Given instruction: Each entry below is to be given again word for word, with no pictures.

───── Material for the task

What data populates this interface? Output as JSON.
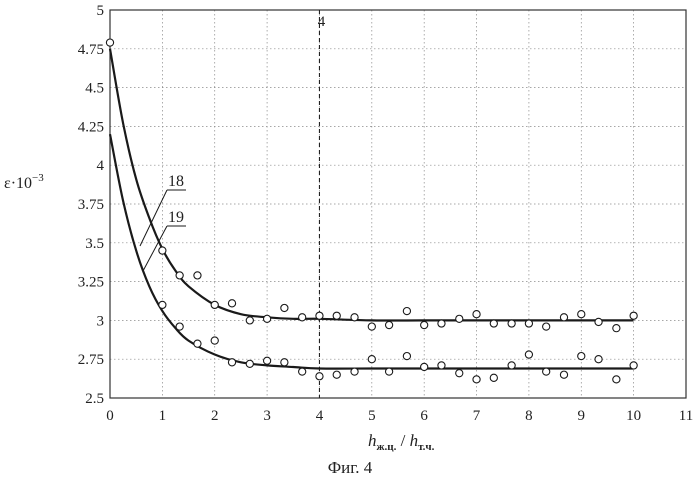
{
  "caption": "Фиг. 4",
  "chart_data": {
    "type": "scatter",
    "title": "",
    "xlabel": "h_ж.ц. / h_т.ч.",
    "xlabel_parts": {
      "h1": "h",
      "sub1": "ж.ц.",
      "sep": " / ",
      "h2": "h",
      "sub2": "т.ч."
    },
    "ylabel": "ε·10⁻³",
    "ylabel_parts": {
      "base": "ε·10",
      "exp": "−3"
    },
    "xlim": [
      0,
      11
    ],
    "ylim": [
      2.5,
      5
    ],
    "x_ticks": [
      0,
      1,
      2,
      3,
      4,
      5,
      6,
      7,
      8,
      9,
      10,
      11
    ],
    "y_ticks": [
      2.5,
      2.75,
      3,
      3.25,
      3.5,
      3.75,
      4,
      4.25,
      4.5,
      4.75,
      5
    ],
    "y_tick_labels": [
      "2.5",
      "2.75",
      "3",
      "3.25",
      "3.5",
      "3.75",
      "4",
      "4.25",
      "4.5",
      "4.75",
      "5"
    ],
    "grid": true,
    "vertical_line": {
      "x": 4,
      "label": "4"
    },
    "series": [
      {
        "name": "18",
        "curve": {
          "x": [
            0,
            0.25,
            0.5,
            0.75,
            1,
            1.25,
            1.5,
            2,
            2.5,
            3,
            3.5,
            4,
            5,
            6,
            7,
            8,
            9,
            10
          ],
          "y": [
            4.75,
            4.27,
            3.91,
            3.66,
            3.46,
            3.32,
            3.22,
            3.1,
            3.04,
            3.02,
            3.01,
            3.01,
            3.0,
            3.0,
            3.0,
            3.0,
            3.0,
            3.0
          ]
        },
        "points": {
          "x": [
            0,
            1,
            1.33,
            1.67,
            2,
            2.33,
            2.67,
            3,
            3.33,
            3.67,
            4,
            4.33,
            4.67,
            5,
            5.33,
            5.67,
            6,
            6.33,
            6.67,
            7,
            7.33,
            7.67,
            8,
            8.33,
            8.67,
            9,
            9.33,
            9.67,
            10
          ],
          "y": [
            4.79,
            3.45,
            3.29,
            3.29,
            3.1,
            3.11,
            3.0,
            3.01,
            3.08,
            3.02,
            3.03,
            3.03,
            3.02,
            2.96,
            2.97,
            3.06,
            2.97,
            2.98,
            3.01,
            3.04,
            2.98,
            2.98,
            2.98,
            2.96,
            3.02,
            3.04,
            2.99,
            2.95,
            3.03
          ]
        }
      },
      {
        "name": "19",
        "curve": {
          "x": [
            0,
            0.25,
            0.5,
            0.75,
            1,
            1.25,
            1.5,
            2,
            2.5,
            3,
            3.5,
            4,
            5,
            6,
            7,
            8,
            9,
            10
          ],
          "y": [
            4.2,
            3.77,
            3.45,
            3.22,
            3.06,
            2.95,
            2.87,
            2.78,
            2.73,
            2.71,
            2.7,
            2.69,
            2.69,
            2.69,
            2.69,
            2.69,
            2.69,
            2.69
          ]
        },
        "points": {
          "x": [
            1,
            1.33,
            1.67,
            2,
            2.33,
            2.67,
            3,
            3.33,
            3.67,
            4,
            4.33,
            4.67,
            5,
            5.33,
            5.67,
            6,
            6.33,
            6.67,
            7,
            7.33,
            7.67,
            8,
            8.33,
            8.67,
            9,
            9.33,
            9.67,
            10
          ],
          "y": [
            3.1,
            2.96,
            2.85,
            2.87,
            2.73,
            2.72,
            2.74,
            2.73,
            2.67,
            2.64,
            2.65,
            2.67,
            2.75,
            2.67,
            2.77,
            2.7,
            2.71,
            2.66,
            2.62,
            2.63,
            2.71,
            2.78,
            2.67,
            2.65,
            2.77,
            2.75,
            2.62,
            2.71
          ]
        }
      }
    ]
  }
}
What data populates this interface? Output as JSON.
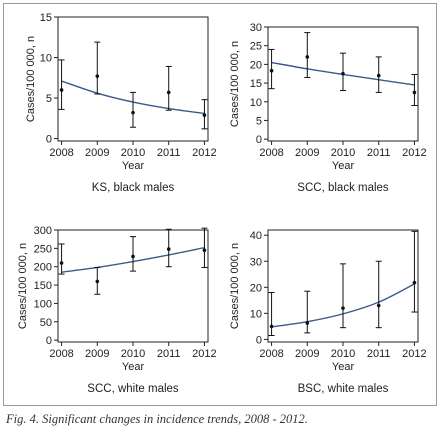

──────────

The result:
What data populates this interface? Output as JSON.
{
  "caption": "Фиг. 4",
  "chart_data": {
    "type": "scatter",
    "title": "",
    "xlabel": "h_ж.ц. / h_т.ч.",
    "xlabel_parts": {
      "h1": "h",
      "sub1": "ж.ц.",
      "sep": " / ",
      "h2": "h",
      "sub2": "т.ч."
    },
    "ylabel": "ε·10⁻³",
    "ylabel_parts": {
      "base": "ε·10",
      "exp": "−3"
    },
    "xlim": [
      0,
      11
    ],
    "ylim": [
      2.5,
      5
    ],
    "x_ticks": [
      0,
      1,
      2,
      3,
      4,
      5,
      6,
      7,
      8,
      9,
      10,
      11
    ],
    "y_ticks": [
      2.5,
      2.75,
      3,
      3.25,
      3.5,
      3.75,
      4,
      4.25,
      4.5,
      4.75,
      5
    ],
    "y_tick_labels": [
      "2.5",
      "2.75",
      "3",
      "3.25",
      "3.5",
      "3.75",
      "4",
      "4.25",
      "4.5",
      "4.75",
      "5"
    ],
    "grid": true,
    "vertical_line": {
      "x": 4,
      "label": "4"
    },
    "series": [
      {
        "name": "18",
        "curve": {
          "x": [
            0,
            0.25,
            0.5,
            0.75,
            1,
            1.25,
            1.5,
            2,
            2.5,
            3,
            3.5,
            4,
            5,
            6,
            7,
            8,
            9,
            10
          ],
          "y": [
            4.75,
            4.27,
            3.91,
            3.66,
            3.46,
            3.32,
            3.22,
            3.1,
            3.04,
            3.02,
            3.01,
            3.01,
            3.0,
            3.0,
            3.0,
            3.0,
            3.0,
            3.0
          ]
        },
        "points": {
          "x": [
            0,
            1,
            1.33,
            1.67,
            2,
            2.33,
            2.67,
            3,
            3.33,
            3.67,
            4,
            4.33,
            4.67,
            5,
            5.33,
            5.67,
            6,
            6.33,
            6.67,
            7,
            7.33,
            7.67,
            8,
            8.33,
            8.67,
            9,
            9.33,
            9.67,
            10
          ],
          "y": [
            4.79,
            3.45,
            3.29,
            3.29,
            3.1,
            3.11,
            3.0,
            3.01,
            3.08,
            3.02,
            3.03,
            3.03,
            3.02,
            2.96,
            2.97,
            3.06,
            2.97,
            2.98,
            3.01,
            3.04,
            2.98,
            2.98,
            2.98,
            2.96,
            3.02,
            3.04,
            2.99,
            2.95,
            3.03
          ]
        }
      },
      {
        "name": "19",
        "curve": {
          "x": [
            0,
            0.25,
            0.5,
            0.75,
            1,
            1.25,
            1.5,
            2,
            2.5,
            3,
            3.5,
            4,
            5,
            6,
            7,
            8,
            9,
            10
          ],
          "y": [
            4.2,
            3.77,
            3.45,
            3.22,
            3.06,
            2.95,
            2.87,
            2.78,
            2.73,
            2.71,
            2.7,
            2.69,
            2.69,
            2.69,
            2.69,
            2.69,
            2.69,
            2.69
          ]
        },
        "points": {
          "x": [
            1,
            1.33,
            1.67,
            2,
            2.33,
            2.67,
            3,
            3.33,
            3.67,
            4,
            4.33,
            4.67,
            5,
            5.33,
            5.67,
            6,
            6.33,
            6.67,
            7,
            7.33,
            7.67,
            8,
            8.33,
            8.67,
            9,
            9.33,
            9.67,
            10
          ],
          "y": [
            3.1,
            2.96,
            2.85,
            2.87,
            2.73,
            2.72,
            2.74,
            2.73,
            2.67,
            2.64,
            2.65,
            2.67,
            2.75,
            2.67,
            2.77,
            2.7,
            2.71,
            2.66,
            2.62,
            2.63,
            2.71,
            2.78,
            2.67,
            2.65,
            2.77,
            2.75,
            2.62,
            2.71
          ]
        }
      }
    ]
  }
}
What data populates this interface? Output as JSON.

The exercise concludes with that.